GIVEN INSTRUCTION.
Reproduce every one of the lines below verbatim, omitting the pictures.

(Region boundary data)
● ● ● ● ● ● ●
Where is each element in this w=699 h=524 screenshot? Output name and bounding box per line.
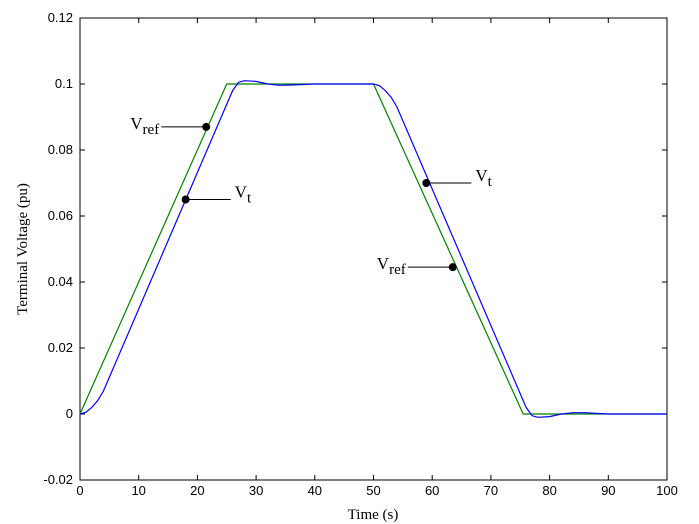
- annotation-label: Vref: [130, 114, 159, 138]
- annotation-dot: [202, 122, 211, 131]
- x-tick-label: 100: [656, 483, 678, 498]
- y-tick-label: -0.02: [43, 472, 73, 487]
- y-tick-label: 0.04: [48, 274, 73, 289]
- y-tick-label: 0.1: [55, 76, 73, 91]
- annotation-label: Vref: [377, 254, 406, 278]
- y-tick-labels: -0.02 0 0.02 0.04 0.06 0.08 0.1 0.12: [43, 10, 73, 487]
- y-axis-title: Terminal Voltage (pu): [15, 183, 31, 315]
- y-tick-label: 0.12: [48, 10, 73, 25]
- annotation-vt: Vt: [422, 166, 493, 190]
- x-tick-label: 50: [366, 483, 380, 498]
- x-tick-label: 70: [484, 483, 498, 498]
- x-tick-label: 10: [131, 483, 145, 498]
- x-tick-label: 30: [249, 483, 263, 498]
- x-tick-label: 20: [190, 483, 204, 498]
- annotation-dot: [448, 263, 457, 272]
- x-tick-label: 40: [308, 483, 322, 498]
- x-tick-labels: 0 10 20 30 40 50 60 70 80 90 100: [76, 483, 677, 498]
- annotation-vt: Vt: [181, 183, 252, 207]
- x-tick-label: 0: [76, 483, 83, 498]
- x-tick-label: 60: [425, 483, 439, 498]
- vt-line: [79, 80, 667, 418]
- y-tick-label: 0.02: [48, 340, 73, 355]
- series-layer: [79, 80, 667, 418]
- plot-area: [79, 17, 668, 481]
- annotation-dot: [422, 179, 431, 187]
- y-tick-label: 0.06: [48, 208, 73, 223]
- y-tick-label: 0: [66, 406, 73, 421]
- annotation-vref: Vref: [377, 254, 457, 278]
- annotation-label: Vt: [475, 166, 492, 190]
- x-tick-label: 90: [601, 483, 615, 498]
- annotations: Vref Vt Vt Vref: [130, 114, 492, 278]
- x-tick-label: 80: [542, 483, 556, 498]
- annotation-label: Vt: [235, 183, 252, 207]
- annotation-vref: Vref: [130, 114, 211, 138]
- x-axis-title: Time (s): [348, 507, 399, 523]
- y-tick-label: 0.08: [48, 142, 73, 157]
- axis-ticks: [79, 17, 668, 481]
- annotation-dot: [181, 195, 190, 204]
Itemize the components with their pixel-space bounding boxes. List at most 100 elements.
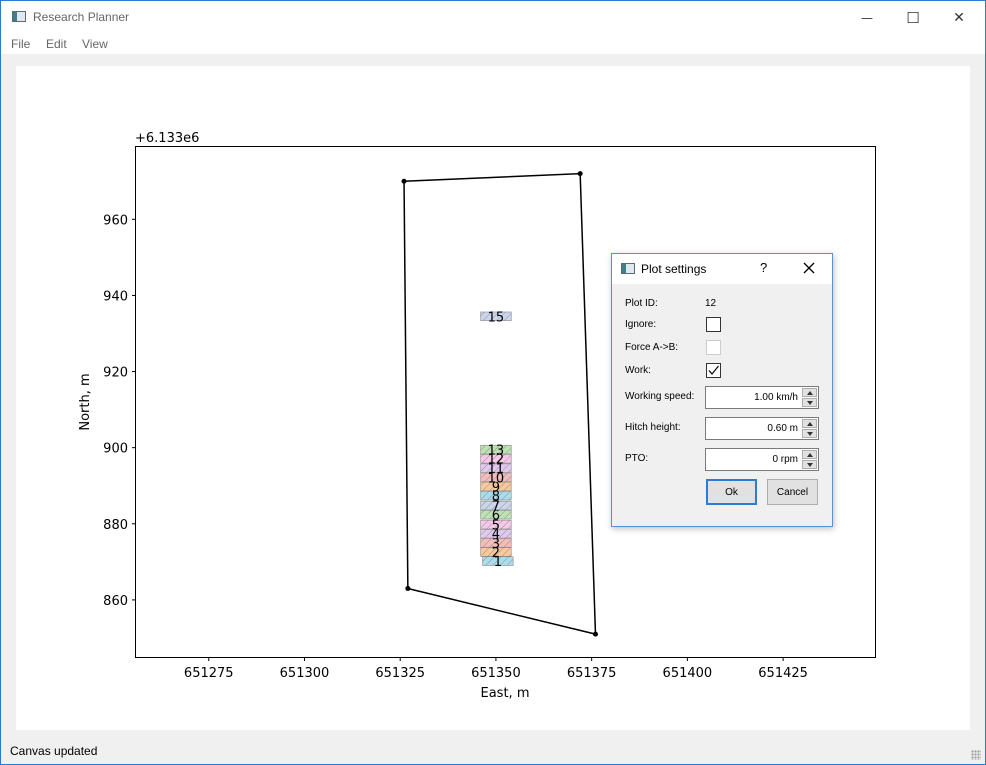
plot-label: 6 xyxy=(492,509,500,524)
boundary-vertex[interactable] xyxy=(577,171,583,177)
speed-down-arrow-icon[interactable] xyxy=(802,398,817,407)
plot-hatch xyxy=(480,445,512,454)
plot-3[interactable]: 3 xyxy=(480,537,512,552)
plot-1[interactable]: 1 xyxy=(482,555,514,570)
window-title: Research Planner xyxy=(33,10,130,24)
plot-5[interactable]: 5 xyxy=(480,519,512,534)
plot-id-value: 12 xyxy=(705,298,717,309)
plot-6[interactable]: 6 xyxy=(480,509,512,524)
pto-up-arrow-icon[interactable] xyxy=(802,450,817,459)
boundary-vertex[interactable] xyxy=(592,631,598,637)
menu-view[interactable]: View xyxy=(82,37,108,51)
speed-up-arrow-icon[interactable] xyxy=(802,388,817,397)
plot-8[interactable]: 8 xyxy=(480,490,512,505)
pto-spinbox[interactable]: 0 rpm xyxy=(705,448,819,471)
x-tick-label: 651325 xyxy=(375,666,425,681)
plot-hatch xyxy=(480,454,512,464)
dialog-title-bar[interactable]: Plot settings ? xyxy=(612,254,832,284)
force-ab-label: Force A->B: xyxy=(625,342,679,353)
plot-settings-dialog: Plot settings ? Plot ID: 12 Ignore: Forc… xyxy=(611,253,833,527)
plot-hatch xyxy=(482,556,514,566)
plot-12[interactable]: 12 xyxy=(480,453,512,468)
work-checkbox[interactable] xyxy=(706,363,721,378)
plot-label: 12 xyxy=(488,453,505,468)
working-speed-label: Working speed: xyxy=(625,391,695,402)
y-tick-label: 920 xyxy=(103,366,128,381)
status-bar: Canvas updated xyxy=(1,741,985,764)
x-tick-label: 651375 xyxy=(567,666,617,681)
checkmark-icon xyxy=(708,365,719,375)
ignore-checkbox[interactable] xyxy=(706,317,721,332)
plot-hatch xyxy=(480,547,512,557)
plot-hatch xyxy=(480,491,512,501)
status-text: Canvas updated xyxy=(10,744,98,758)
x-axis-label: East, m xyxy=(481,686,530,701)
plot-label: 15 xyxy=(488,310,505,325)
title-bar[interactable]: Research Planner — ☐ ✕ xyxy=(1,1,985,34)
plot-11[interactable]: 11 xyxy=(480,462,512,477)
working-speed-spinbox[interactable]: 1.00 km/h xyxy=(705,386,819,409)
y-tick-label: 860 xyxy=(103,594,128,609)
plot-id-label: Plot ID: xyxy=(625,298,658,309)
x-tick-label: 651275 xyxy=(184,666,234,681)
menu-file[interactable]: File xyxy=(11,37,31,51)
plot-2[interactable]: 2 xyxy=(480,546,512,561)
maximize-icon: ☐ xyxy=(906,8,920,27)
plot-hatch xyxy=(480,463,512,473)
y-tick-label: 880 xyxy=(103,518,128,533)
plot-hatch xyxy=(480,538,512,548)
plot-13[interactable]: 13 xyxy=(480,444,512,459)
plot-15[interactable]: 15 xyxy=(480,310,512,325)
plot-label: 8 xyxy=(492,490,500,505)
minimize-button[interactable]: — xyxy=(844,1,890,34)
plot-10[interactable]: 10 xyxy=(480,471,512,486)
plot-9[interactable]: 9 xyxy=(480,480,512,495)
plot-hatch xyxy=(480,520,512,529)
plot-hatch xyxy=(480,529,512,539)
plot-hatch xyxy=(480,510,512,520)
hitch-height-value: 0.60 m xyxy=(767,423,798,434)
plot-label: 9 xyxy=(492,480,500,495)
● ● ● ● ● ● ●
IN RESPONSE.
Where is each element in this w=699 h=524 screenshot? Output name and bounding box per line.
- annotation-label: Vref: [130, 114, 159, 138]
- annotation-dot: [202, 122, 211, 131]
- x-tick-label: 100: [656, 483, 678, 498]
- y-tick-label: -0.02: [43, 472, 73, 487]
- y-tick-label: 0.04: [48, 274, 73, 289]
- y-tick-label: 0.1: [55, 76, 73, 91]
- annotation-label: Vref: [377, 254, 406, 278]
- y-tick-labels: -0.02 0 0.02 0.04 0.06 0.08 0.1 0.12: [43, 10, 73, 487]
- y-axis-title: Terminal Voltage (pu): [15, 183, 31, 315]
- y-tick-label: 0.12: [48, 10, 73, 25]
- annotation-vt: Vt: [422, 166, 493, 190]
- x-tick-label: 50: [366, 483, 380, 498]
- x-tick-label: 70: [484, 483, 498, 498]
- x-tick-label: 10: [131, 483, 145, 498]
- x-tick-label: 30: [249, 483, 263, 498]
- x-tick-label: 20: [190, 483, 204, 498]
- annotation-dot: [448, 263, 457, 272]
- x-tick-label: 40: [308, 483, 322, 498]
- x-tick-labels: 0 10 20 30 40 50 60 70 80 90 100: [76, 483, 677, 498]
- annotation-vt: Vt: [181, 183, 252, 207]
- x-tick-label: 0: [76, 483, 83, 498]
- x-tick-label: 60: [425, 483, 439, 498]
- vt-line: [79, 80, 667, 418]
- y-tick-label: 0.02: [48, 340, 73, 355]
- series-layer: [79, 80, 667, 418]
- plot-area: [79, 17, 668, 481]
- annotation-dot: [422, 179, 431, 187]
- y-tick-label: 0.06: [48, 208, 73, 223]
- y-tick-label: 0: [66, 406, 73, 421]
- annotation-vref: Vref: [377, 254, 457, 278]
- annotation-label: Vt: [475, 166, 492, 190]
- x-tick-label: 90: [601, 483, 615, 498]
- annotations: Vref Vt Vt Vref: [130, 114, 492, 278]
- x-tick-label: 80: [542, 483, 556, 498]
- annotation-label: Vt: [235, 183, 252, 207]
- annotation-vref: Vref: [130, 114, 211, 138]
- x-axis-title: Time (s): [348, 507, 399, 523]
- y-tick-label: 0.08: [48, 142, 73, 157]
- axis-ticks: [79, 17, 668, 481]
- annotation-dot: [181, 195, 190, 204]
Itemize the components with their pixel-space bounding boxes. List at most 100 elements.
plot-label: 6 xyxy=(492,509,500,524)
boundary-vertex[interactable] xyxy=(577,171,583,177)
speed-down-arrow-icon[interactable] xyxy=(802,398,817,407)
plot-hatch xyxy=(480,445,512,454)
plot-3[interactable]: 3 xyxy=(480,537,512,552)
plot-1[interactable]: 1 xyxy=(482,555,514,570)
window-title: Research Planner xyxy=(33,10,130,24)
plot-5[interactable]: 5 xyxy=(480,519,512,534)
plot-id-value: 12 xyxy=(705,298,717,309)
plot-6[interactable]: 6 xyxy=(480,509,512,524)
pto-up-arrow-icon[interactable] xyxy=(802,450,817,459)
boundary-vertex[interactable] xyxy=(592,631,598,637)
menu-view[interactable]: View xyxy=(82,37,108,51)
speed-up-arrow-icon[interactable] xyxy=(802,388,817,397)
plot-8[interactable]: 8 xyxy=(480,490,512,505)
pto-spinbox[interactable]: 0 rpm xyxy=(705,448,819,471)
x-tick-label: 651325 xyxy=(375,666,425,681)
plot-hatch xyxy=(480,454,512,464)
dialog-title-bar[interactable]: Plot settings ? xyxy=(612,254,832,284)
force-ab-label: Force A->B: xyxy=(625,342,679,353)
plot-settings-dialog: Plot settings ? Plot ID: 12 Ignore: Forc… xyxy=(611,253,833,527)
plot-hatch xyxy=(482,556,514,566)
plot-12[interactable]: 12 xyxy=(480,453,512,468)
work-checkbox[interactable] xyxy=(706,363,721,378)
plot-label: 12 xyxy=(488,453,505,468)
working-speed-label: Working speed: xyxy=(625,391,695,402)
y-tick-label: 920 xyxy=(103,366,128,381)
status-bar: Canvas updated xyxy=(1,741,985,764)
x-tick-label: 651375 xyxy=(567,666,617,681)
checkmark-icon xyxy=(708,365,719,375)
ignore-checkbox[interactable] xyxy=(706,317,721,332)
plot-hatch xyxy=(480,547,512,557)
plot-hatch xyxy=(480,491,512,501)
status-text: Canvas updated xyxy=(10,744,98,758)
x-axis-label: East, m xyxy=(481,686,530,701)
plot-label: 15 xyxy=(488,310,505,325)
title-bar[interactable]: Research Planner — ☐ ✕ xyxy=(1,1,985,34)
plot-11[interactable]: 11 xyxy=(480,462,512,477)
working-speed-spinbox[interactable]: 1.00 km/h xyxy=(705,386,819,409)
y-tick-label: 860 xyxy=(103,594,128,609)
plot-id-label: Plot ID: xyxy=(625,298,658,309)
x-tick-label: 651275 xyxy=(184,666,234,681)
menu-file[interactable]: File xyxy=(11,37,31,51)
plot-2[interactable]: 2 xyxy=(480,546,512,561)
maximize-icon: ☐ xyxy=(906,8,920,27)
plot-hatch xyxy=(480,463,512,473)
y-tick-label: 880 xyxy=(103,518,128,533)
plot-hatch xyxy=(480,538,512,548)
plot-13[interactable]: 13 xyxy=(480,444,512,459)
plot-15[interactable]: 15 xyxy=(480,310,512,325)
plot-label: 8 xyxy=(492,490,500,505)
minimize-button[interactable]: — xyxy=(844,1,890,34)
plot-10[interactable]: 10 xyxy=(480,471,512,486)
plot-9[interactable]: 9 xyxy=(480,480,512,495)
plot-hatch xyxy=(480,520,512,529)
plot-hatch xyxy=(480,529,512,539)
plot-hatch xyxy=(480,510,512,520)
hitch-height-value: 0.60 m xyxy=(767,423,798,434)
plot-label: 9 xyxy=(492,480,500,495)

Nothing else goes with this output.